Written problem:
Render as a numbered list the records starting at the line that contains "tour-price-table: [11, 20, 942, 573]" and ending at the line that contains "adult-price: 16.590.000: [555, 162, 688, 235]", leaving out any blank lines.
----- Exercise material
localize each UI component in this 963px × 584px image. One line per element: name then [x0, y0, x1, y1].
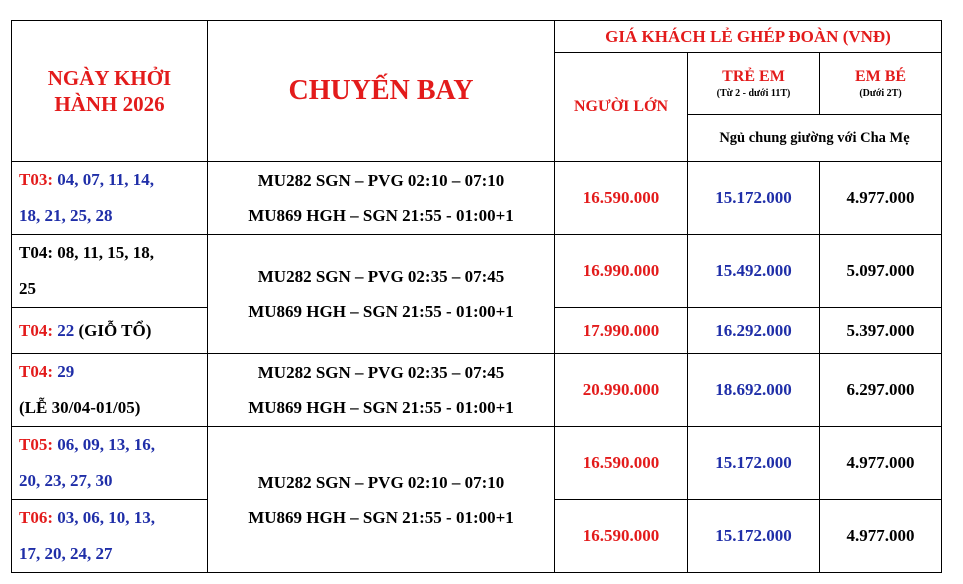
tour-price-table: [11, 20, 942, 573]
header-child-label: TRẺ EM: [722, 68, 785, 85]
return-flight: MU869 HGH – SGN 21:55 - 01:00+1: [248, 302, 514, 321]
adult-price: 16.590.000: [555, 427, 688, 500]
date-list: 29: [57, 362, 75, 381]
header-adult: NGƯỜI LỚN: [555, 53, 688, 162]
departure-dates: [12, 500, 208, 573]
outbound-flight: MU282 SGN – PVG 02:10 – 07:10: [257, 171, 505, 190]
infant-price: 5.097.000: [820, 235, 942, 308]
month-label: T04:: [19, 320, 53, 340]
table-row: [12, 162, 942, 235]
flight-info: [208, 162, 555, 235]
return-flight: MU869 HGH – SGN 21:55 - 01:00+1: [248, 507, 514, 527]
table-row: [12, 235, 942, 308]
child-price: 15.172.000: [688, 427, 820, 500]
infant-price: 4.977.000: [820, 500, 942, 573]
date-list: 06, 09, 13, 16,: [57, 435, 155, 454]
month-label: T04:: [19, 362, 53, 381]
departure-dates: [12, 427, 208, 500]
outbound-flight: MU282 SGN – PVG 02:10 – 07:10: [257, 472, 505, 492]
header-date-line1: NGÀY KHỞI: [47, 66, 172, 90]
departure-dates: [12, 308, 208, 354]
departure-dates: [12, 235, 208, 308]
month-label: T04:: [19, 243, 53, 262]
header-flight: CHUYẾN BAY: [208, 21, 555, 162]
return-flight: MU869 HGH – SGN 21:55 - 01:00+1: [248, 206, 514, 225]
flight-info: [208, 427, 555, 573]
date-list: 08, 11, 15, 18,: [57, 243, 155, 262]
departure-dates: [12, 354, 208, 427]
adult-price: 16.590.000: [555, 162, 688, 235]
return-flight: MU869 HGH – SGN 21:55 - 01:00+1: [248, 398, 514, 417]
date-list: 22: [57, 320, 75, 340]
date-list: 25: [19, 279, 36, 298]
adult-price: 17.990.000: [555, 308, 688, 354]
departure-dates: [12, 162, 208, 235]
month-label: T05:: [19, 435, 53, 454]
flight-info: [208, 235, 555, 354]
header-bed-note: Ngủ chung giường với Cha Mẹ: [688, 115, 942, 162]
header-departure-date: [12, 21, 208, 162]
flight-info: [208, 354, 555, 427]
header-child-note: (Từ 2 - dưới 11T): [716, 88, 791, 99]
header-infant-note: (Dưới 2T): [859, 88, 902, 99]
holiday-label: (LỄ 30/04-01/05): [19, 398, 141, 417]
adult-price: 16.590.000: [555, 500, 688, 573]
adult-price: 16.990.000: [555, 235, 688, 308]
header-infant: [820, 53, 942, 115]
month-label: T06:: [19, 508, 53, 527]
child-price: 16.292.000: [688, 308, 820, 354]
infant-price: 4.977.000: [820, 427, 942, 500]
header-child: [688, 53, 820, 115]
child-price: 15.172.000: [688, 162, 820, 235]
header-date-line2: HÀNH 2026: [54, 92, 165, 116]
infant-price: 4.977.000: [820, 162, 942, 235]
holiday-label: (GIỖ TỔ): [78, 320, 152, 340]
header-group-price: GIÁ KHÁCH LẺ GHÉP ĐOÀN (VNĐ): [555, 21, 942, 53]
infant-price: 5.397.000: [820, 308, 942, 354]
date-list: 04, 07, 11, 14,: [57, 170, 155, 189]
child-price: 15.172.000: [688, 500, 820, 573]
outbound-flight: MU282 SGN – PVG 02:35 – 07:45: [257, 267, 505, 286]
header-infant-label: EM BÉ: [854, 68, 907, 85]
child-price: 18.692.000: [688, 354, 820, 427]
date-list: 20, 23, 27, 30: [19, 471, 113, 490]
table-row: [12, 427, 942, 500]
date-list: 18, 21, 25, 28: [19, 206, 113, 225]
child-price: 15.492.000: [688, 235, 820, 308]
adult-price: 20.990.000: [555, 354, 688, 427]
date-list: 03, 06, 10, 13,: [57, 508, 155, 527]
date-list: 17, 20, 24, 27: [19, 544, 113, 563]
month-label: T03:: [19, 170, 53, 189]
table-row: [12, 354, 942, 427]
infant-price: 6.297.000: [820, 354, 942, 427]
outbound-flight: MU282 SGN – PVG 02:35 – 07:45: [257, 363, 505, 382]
----------
----- Exercise material
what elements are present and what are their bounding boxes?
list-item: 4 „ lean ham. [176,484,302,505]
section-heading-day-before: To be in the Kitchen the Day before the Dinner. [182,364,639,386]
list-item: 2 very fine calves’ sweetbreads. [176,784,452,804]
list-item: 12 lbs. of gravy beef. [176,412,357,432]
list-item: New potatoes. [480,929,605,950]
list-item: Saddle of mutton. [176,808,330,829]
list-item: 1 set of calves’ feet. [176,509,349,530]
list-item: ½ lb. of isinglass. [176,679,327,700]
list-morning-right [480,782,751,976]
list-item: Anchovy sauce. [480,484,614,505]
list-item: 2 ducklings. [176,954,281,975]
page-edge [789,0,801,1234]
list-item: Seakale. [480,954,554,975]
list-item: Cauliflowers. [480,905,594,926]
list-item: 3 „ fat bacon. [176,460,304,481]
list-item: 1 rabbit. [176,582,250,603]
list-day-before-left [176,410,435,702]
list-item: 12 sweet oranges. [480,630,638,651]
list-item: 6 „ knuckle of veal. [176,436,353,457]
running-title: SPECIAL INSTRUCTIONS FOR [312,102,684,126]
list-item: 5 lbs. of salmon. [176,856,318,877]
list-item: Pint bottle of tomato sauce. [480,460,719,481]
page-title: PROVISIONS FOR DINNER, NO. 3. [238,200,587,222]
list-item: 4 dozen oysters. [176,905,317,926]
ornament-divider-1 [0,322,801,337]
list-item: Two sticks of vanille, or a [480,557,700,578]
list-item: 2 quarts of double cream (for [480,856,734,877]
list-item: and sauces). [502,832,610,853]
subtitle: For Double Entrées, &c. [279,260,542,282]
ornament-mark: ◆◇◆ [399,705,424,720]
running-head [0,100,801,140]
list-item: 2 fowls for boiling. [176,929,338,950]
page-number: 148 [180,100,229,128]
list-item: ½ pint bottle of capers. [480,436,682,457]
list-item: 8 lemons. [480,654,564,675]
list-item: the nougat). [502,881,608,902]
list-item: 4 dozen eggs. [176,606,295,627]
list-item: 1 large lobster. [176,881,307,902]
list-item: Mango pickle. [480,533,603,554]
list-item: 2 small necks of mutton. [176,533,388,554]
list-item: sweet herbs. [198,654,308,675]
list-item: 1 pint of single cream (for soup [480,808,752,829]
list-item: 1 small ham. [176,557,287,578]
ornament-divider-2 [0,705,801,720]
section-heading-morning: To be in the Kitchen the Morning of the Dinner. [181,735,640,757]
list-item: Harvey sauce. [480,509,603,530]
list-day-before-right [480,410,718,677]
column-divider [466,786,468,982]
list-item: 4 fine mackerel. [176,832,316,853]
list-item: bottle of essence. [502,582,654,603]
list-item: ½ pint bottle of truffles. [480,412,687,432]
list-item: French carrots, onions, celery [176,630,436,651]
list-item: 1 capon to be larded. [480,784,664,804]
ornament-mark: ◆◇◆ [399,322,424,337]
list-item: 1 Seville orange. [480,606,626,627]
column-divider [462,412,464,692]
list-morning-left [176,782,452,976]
----------
Task response:
1. tour-price-table: [11, 20, 942, 573]
2. header-child-label: TRẺ EM: [722, 68, 785, 85]
3. return-flight: MU869 HGH – SGN 21:55 - 01:00+1: [248, 302, 514, 321]
4. adult-price: 16.590.000: [555, 427, 688, 500]
5. date-list: 29: [57, 362, 75, 381]
6. header-adult: NGƯỜI LỚN: [555, 53, 688, 162]
7. departure-dates: [12, 500, 208, 573]
8. outbound-flight: MU282 SGN – PVG 02:10 – 07:10: [257, 171, 505, 190]
9. infant-price: 5.097.000: [820, 235, 942, 308]
10. month-label: T04:: [19, 320, 53, 340]
11. table-row: [12, 162, 942, 235]
12. flight-info: [208, 162, 555, 235]
13. return-flight: MU869 HGH – SGN 21:55 - 01:00+1: [248, 507, 514, 527]
14. table-row: [12, 235, 942, 308]
15. child-price: 15.172.000: [688, 427, 820, 500]
16. infant-price: 4.977.000: [820, 500, 942, 573]
17. date-list: 06, 09, 13, 16,: [57, 435, 155, 454]
18. month-label: T04:: [19, 362, 53, 381]
19. departure-dates: [12, 427, 208, 500]
20. outbound-flight: MU282 SGN – PVG 02:10 – 07:10: [257, 472, 505, 492]
21. header-date-line1: NGÀY KHỞI: [47, 66, 172, 90]
22. departure-dates: [12, 308, 208, 354]
23. departure-dates: [12, 235, 208, 308]
24. month-label: T04:: [19, 243, 53, 262]
25. header-flight: CHUYẾN BAY: [208, 21, 555, 162]
26. return-flight: MU869 HGH – SGN 21:55 - 01:00+1: [248, 206, 514, 225]
27. flight-info: [208, 427, 555, 573]
28. date-list: 08, 11, 15, 18,: [57, 243, 155, 262]
29. departure-dates: [12, 354, 208, 427]
30. adult-price: 16.590.000: [555, 162, 688, 235]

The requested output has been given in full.